* Begin Supplied data *

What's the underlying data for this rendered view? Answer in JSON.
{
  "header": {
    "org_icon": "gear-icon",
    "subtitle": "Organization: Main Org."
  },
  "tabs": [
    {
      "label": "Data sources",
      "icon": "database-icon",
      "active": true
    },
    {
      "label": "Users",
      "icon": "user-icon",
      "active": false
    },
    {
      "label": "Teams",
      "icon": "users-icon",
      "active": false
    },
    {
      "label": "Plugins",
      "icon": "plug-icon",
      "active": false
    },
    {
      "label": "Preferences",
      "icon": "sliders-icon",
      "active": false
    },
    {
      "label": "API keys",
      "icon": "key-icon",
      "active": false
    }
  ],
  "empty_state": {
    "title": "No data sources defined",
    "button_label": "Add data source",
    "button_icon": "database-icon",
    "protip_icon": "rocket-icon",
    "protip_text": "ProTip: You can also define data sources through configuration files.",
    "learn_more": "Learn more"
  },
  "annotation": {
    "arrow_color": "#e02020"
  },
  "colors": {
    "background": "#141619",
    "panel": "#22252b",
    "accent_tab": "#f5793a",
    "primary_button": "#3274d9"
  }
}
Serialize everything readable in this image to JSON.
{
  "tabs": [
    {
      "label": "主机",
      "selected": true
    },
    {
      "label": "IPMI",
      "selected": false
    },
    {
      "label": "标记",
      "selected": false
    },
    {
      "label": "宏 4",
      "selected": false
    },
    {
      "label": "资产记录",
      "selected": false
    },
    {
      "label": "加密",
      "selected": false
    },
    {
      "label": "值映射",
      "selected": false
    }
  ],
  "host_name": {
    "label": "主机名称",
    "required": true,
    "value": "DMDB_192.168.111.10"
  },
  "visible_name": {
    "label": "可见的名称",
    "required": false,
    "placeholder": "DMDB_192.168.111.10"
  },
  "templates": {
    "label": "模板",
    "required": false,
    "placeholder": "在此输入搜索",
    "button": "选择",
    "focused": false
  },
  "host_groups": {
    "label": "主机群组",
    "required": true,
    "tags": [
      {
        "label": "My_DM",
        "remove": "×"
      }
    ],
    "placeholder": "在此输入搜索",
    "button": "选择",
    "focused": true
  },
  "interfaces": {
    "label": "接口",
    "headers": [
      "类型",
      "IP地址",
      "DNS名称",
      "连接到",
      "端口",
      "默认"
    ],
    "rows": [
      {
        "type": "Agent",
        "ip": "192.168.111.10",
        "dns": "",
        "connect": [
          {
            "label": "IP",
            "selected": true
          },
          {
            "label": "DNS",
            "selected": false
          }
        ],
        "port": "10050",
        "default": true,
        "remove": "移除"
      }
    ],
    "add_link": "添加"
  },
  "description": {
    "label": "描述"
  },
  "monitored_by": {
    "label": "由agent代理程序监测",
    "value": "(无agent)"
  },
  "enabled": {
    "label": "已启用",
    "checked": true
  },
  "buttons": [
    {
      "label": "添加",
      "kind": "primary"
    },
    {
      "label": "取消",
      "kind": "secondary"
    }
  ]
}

* End Supplied data *

- _Stated exercise_: All of the material must be reproduced exactly.

- _Response_:
What's the underlying data for this rendered view? Answer in JSON.
{
  "header": {
    "org_icon": "gear-icon",
    "subtitle": "Organization: Main Org."
  },
  "tabs": [
    {
      "label": "Data sources",
      "icon": "database-icon",
      "active": true
    },
    {
      "label": "Users",
      "icon": "user-icon",
      "active": false
    },
    {
      "label": "Teams",
      "icon": "users-icon",
      "active": false
    },
    {
      "label": "Plugins",
      "icon": "plug-icon",
      "active": false
    },
    {
      "label": "Preferences",
      "icon": "sliders-icon",
      "active": false
    },
    {
      "label": "API keys",
      "icon": "key-icon",
      "active": false
    }
  ],
  "empty_state": {
    "title": "No data sources defined",
    "button_label": "Add data source",
    "button_icon": "database-icon",
    "protip_icon": "rocket-icon",
    "protip_text": "ProTip: You can also define data sources through configuration files.",
    "learn_more": "Learn more"
  },
  "annotation": {
    "arrow_color": "#e02020"
  },
  "colors": {
    "background": "#141619",
    "panel": "#22252b",
    "accent_tab": "#f5793a",
    "primary_button": "#3274d9"
  }
}
Serialize everything readable in this image to JSON.
{
  "tabs": [
    {
      "label": "主机",
      "selected": true
    },
    {
      "label": "IPMI",
      "selected": false
    },
    {
      "label": "标记",
      "selected": false
    },
    {
      "label": "宏 4",
      "selected": false
    },
    {
      "label": "资产记录",
      "selected": false
    },
    {
      "label": "加密",
      "selected": false
    },
    {
      "label": "值映射",
      "selected": false
    }
  ],
  "host_name": {
    "label": "主机名称",
    "required": true,
    "value": "DMDB_192.168.111.10"
  },
  "visible_name": {
    "label": "可见的名称",
    "required": false,
    "placeholder": "DMDB_192.168.111.10"
  },
  "templates": {
    "label": "模板",
    "required": false,
    "placeholder": "在此输入搜索",
    "button": "选择",
    "focused": false
  },
  "host_groups": {
    "label": "主机群组",
    "required": true,
    "tags": [
      {
        "label": "My_DM",
        "remove": "×"
      }
    ],
    "placeholder": "在此输入搜索",
    "button": "选择",
    "focused": true
  },
  "interfaces": {
    "label": "接口",
    "headers": [
      "类型",
      "IP地址",
      "DNS名称",
      "连接到",
      "端口",
      "默认"
    ],
    "rows": [
      {
        "type": "Agent",
        "ip": "192.168.111.10",
        "dns": "",
        "connect": [
          {
            "label": "IP",
            "selected": true
          },
          {
            "label": "DNS",
            "selected": false
          }
        ],
        "port": "10050",
        "default": true,
        "remove": "移除"
      }
    ],
    "add_link": "添加"
  },
  "description": {
    "label": "描述"
  },
  "monitored_by": {
    "label": "由agent代理程序监测",
    "value": "(无agent)"
  },
  "enabled": {
    "label": "已启用",
    "checked": true
  },
  "buttons": [
    {
      "label": "添加",
      "kind": "primary"
    },
    {
      "label": "取消",
      "kind": "secondary"
    }
  ]
}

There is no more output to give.